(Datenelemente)
========

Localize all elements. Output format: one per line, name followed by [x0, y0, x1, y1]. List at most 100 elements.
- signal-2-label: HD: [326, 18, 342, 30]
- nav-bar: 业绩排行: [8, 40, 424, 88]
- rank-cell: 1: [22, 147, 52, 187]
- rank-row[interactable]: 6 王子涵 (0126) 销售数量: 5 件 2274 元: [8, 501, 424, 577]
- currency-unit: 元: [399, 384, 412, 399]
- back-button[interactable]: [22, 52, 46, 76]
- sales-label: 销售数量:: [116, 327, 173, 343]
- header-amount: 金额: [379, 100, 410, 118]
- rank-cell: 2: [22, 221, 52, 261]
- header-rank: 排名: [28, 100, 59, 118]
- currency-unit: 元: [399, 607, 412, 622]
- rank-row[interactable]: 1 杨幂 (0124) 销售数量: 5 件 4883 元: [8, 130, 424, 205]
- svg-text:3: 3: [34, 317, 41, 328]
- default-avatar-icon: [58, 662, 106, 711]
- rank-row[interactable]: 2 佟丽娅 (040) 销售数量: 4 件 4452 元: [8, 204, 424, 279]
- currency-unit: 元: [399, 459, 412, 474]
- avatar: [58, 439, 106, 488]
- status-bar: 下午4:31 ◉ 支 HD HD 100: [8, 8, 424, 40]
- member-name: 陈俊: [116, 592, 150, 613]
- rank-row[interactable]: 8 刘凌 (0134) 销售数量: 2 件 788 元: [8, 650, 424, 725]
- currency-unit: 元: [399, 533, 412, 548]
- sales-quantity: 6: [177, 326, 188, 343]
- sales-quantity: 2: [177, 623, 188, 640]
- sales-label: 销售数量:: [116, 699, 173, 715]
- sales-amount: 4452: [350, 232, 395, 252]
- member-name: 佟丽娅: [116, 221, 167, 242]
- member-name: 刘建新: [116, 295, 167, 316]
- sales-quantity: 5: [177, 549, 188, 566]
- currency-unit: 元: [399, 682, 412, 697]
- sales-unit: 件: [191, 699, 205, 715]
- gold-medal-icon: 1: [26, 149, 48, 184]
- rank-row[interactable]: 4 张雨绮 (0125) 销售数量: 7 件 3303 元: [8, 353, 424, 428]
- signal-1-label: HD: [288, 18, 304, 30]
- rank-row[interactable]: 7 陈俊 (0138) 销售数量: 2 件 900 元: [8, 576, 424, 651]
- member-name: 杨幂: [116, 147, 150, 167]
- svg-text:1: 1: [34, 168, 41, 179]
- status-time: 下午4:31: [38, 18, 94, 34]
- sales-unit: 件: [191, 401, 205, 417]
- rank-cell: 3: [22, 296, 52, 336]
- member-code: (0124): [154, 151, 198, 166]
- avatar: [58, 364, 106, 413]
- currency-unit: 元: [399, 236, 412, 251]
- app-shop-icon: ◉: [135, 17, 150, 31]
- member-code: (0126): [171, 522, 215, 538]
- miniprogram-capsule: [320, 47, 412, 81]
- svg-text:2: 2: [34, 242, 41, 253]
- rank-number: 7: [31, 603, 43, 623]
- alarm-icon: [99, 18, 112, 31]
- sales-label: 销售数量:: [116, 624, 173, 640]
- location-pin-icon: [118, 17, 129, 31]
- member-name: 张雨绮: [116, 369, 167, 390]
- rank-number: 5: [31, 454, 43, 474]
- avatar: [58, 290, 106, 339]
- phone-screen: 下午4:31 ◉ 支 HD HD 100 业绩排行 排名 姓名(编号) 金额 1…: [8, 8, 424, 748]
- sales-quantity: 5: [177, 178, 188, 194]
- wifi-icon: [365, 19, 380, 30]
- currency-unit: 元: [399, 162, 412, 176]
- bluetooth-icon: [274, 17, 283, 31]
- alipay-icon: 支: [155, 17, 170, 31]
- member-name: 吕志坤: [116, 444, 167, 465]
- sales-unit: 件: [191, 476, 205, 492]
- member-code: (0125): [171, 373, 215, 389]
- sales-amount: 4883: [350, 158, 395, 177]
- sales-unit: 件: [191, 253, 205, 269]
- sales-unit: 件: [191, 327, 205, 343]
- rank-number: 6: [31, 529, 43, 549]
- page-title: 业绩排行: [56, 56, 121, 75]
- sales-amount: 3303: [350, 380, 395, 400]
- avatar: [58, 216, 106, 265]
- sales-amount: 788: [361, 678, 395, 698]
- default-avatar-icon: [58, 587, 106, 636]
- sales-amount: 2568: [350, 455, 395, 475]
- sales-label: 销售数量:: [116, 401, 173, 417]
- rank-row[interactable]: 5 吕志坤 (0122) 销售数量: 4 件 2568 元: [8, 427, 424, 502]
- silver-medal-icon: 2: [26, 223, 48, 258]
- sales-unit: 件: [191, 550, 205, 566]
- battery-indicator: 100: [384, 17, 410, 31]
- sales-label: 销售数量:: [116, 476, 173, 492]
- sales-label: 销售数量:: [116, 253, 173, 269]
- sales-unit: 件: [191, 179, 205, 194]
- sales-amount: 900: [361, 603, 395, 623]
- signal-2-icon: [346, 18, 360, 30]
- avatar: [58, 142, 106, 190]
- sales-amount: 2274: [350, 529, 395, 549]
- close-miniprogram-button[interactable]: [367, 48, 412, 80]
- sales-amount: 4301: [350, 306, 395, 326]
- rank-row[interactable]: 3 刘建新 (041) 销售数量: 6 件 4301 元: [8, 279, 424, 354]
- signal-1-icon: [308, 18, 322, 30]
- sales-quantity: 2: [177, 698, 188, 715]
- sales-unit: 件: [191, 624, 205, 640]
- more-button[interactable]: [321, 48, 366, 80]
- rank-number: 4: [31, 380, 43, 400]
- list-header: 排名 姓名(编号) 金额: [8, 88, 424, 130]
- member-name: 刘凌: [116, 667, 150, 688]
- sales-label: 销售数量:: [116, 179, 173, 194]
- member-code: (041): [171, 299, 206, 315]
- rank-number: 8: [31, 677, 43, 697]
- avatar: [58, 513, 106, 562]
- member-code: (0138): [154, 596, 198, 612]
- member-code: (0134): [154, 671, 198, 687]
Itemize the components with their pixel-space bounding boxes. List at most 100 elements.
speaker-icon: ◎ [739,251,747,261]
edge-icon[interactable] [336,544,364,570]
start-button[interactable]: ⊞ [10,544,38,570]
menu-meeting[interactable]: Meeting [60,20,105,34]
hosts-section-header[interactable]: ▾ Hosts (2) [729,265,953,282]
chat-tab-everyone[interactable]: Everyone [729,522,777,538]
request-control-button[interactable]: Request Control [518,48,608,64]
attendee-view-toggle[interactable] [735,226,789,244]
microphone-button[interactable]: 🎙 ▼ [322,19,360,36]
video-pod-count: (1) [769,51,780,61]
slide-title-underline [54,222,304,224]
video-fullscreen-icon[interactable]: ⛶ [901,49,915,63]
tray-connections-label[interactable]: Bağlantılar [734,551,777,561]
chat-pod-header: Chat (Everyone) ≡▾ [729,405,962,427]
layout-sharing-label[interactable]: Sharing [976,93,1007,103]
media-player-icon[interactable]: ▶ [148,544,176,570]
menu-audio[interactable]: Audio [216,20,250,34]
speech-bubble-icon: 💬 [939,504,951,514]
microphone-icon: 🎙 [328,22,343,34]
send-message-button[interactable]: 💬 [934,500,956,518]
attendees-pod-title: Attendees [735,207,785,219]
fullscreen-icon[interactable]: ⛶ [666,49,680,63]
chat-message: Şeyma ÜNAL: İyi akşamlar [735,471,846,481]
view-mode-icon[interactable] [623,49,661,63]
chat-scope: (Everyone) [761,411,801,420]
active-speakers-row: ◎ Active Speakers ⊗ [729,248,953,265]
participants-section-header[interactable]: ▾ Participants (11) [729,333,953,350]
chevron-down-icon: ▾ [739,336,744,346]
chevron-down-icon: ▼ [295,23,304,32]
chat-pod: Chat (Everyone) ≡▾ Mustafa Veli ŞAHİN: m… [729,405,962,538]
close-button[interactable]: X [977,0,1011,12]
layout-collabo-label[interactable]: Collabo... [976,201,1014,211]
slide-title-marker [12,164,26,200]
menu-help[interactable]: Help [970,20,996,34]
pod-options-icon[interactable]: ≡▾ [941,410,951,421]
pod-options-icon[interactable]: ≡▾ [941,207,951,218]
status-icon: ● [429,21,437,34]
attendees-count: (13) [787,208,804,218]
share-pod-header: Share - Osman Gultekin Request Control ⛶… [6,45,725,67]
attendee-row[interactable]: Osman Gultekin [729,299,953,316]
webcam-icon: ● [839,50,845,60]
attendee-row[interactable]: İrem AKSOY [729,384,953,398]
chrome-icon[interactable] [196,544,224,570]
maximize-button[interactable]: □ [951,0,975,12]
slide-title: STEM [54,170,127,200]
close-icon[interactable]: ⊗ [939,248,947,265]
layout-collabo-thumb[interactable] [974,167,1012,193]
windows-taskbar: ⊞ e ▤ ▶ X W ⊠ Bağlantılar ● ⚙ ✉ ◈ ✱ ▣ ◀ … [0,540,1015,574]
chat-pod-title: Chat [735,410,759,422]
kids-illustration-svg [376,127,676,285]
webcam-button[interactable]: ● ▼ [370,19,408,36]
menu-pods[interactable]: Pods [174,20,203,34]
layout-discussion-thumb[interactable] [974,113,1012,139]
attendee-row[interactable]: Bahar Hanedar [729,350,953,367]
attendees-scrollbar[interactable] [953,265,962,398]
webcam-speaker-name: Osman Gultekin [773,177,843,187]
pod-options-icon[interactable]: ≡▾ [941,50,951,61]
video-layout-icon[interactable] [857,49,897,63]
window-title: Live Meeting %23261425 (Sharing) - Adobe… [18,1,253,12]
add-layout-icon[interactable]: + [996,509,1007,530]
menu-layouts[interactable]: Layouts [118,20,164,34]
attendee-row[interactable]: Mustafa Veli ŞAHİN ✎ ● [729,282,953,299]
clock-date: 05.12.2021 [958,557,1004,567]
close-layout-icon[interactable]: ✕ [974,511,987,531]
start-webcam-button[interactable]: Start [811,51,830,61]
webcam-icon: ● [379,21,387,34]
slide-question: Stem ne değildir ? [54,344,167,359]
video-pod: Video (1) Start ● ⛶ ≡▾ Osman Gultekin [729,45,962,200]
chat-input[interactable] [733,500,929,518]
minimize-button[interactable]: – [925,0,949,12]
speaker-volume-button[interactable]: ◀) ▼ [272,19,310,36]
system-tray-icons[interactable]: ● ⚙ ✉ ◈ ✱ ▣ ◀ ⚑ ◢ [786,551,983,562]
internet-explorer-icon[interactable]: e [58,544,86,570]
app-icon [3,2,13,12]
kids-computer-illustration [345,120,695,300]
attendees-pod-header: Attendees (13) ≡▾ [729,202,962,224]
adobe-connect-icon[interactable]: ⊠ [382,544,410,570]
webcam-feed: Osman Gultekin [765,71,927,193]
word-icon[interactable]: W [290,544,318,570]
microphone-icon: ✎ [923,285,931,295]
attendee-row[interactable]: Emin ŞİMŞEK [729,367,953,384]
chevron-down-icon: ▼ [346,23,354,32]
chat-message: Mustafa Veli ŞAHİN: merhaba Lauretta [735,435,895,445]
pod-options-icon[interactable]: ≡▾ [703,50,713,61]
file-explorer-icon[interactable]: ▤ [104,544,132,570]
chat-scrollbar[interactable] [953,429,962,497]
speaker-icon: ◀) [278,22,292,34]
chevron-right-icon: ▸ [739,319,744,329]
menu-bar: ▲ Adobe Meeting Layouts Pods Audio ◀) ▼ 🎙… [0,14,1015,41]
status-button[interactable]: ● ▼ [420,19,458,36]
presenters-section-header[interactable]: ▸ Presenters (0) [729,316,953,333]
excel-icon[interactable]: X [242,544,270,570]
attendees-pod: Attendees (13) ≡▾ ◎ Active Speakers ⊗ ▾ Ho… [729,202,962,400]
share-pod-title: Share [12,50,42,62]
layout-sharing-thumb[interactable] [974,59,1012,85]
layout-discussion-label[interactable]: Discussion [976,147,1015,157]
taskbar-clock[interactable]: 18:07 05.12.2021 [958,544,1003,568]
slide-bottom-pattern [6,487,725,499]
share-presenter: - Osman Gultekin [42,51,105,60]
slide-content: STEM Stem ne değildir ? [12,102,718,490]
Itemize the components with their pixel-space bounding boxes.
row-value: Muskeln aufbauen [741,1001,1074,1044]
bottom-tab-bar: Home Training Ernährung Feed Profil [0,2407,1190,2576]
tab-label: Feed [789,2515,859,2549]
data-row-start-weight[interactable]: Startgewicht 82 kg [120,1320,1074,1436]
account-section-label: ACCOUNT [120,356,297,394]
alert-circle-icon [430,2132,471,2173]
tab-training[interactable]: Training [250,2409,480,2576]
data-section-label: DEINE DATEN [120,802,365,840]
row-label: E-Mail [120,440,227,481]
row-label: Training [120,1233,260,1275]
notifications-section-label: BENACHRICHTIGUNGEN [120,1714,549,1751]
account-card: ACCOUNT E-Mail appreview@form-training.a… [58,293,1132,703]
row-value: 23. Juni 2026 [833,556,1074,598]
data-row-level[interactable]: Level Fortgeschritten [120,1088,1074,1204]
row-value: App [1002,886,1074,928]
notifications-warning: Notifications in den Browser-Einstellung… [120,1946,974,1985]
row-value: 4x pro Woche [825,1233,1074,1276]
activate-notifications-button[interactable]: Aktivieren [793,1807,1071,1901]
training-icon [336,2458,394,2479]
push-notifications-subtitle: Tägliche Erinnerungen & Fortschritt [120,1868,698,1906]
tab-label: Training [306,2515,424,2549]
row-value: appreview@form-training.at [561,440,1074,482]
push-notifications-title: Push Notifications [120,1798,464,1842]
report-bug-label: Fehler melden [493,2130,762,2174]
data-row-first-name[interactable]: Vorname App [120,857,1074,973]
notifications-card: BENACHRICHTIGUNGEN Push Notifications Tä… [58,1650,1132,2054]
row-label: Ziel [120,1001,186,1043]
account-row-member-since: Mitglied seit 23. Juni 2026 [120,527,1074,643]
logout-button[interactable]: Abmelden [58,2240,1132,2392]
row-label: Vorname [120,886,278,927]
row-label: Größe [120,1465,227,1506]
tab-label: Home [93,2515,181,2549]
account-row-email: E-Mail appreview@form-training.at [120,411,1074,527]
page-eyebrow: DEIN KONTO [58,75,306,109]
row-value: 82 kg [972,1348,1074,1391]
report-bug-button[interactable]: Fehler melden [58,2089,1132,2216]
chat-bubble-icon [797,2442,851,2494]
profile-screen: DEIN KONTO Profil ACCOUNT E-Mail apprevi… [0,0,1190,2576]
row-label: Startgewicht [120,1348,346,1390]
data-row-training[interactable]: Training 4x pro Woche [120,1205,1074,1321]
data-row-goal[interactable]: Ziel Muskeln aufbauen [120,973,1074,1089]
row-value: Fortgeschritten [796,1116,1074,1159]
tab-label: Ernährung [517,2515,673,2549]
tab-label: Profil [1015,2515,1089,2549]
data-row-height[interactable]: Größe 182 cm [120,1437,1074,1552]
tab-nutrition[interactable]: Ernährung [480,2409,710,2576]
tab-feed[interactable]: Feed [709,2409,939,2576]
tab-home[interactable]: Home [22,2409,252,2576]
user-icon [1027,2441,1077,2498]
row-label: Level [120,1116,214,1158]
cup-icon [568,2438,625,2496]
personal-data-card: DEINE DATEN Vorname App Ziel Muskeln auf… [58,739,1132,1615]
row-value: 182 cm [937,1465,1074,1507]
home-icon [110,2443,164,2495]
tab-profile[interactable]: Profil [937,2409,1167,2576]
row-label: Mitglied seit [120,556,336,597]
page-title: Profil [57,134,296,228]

========

**Die Aufgabe**.
Formatiere die Zeilen vom Anfang der Datenelemente bis einschließlich der Zeile mit „- svg-text:3: 3: [34, 317, 41, 328]“ als nummerierte Liste und lass dabei Leerzeilen weg.

**Ergebnis der Aufgabe**.
1. Localize all elements. Output format: one per line, name followed by [x0, y0, x1, y1]. List at most 100 elements.
2. - signal-2-label: HD: [326, 18, 342, 30]
3. - nav-bar: 业绩排行: [8, 40, 424, 88]
4. - rank-cell: 1: [22, 147, 52, 187]
5. - rank-row[interactable]: 6 王子涵 (0126) 销售数量: 5 件 2274 元: [8, 501, 424, 577]
6. - currency-unit: 元: [399, 384, 412, 399]
7. - back-button[interactable]: [22, 52, 46, 76]
8. - sales-label: 销售数量:: [116, 327, 173, 343]
9. - header-amount: 金额: [379, 100, 410, 118]
10. - rank-cell: 2: [22, 221, 52, 261]
11. - header-rank: 排名: [28, 100, 59, 118]
12. - currency-unit: 元: [399, 607, 412, 622]
13. - rank-row[interactable]: 1 杨幂 (0124) 销售数量: 5 件 4883 元: [8, 130, 424, 205]
14. - svg-text:3: 3: [34, 317, 41, 328]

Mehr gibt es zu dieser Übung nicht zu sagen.